- **SHORT EXERCISE**
Extract the complete listing and repeat it word for word.

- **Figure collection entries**
--- start ---

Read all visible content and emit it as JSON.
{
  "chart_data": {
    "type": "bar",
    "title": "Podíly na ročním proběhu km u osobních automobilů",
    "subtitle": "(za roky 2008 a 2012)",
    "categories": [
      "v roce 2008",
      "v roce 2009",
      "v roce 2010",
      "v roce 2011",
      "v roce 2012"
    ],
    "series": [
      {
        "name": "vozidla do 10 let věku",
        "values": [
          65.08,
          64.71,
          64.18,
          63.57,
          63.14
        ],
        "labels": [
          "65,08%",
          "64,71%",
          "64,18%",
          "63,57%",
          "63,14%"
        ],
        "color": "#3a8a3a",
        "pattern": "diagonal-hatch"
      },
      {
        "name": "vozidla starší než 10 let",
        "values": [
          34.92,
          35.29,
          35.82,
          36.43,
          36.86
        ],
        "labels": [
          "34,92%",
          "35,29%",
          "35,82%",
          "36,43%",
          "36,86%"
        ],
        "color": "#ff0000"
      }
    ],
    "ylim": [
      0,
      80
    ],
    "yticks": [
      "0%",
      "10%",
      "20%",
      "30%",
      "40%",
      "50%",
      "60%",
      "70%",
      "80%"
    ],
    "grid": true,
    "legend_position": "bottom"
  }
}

--- end ---

- **RESULT FOR THIS TASK**
Read all visible content and emit it as JSON.
{
  "chart_data": {
    "type": "bar",
    "title": "Podíly na ročním proběhu km u osobních automobilů",
    "subtitle": "(za roky 2008 a 2012)",
    "categories": [
      "v roce 2008",
      "v roce 2009",
      "v roce 2010",
      "v roce 2011",
      "v roce 2012"
    ],
    "series": [
      {
        "name": "vozidla do 10 let věku",
        "values": [
          65.08,
          64.71,
          64.18,
          63.57,
          63.14
        ],
        "labels": [
          "65,08%",
          "64,71%",
          "64,18%",
          "63,57%",
          "63,14%"
        ],
        "color": "#3a8a3a",
        "pattern": "diagonal-hatch"
      },
      {
        "name": "vozidla starší než 10 let",
        "values": [
          34.92,
          35.29,
          35.82,
          36.43,
          36.86
        ],
        "labels": [
          "34,92%",
          "35,29%",
          "35,82%",
          "36,43%",
          "36,86%"
        ],
        "color": "#ff0000"
      }
    ],
    "ylim": [
      0,
      80
    ],
    "yticks": [
      "0%",
      "10%",
      "20%",
      "30%",
      "40%",
      "50%",
      "60%",
      "70%",
      "80%"
    ],
    "grid": true,
    "legend_position": "bottom"
  }
}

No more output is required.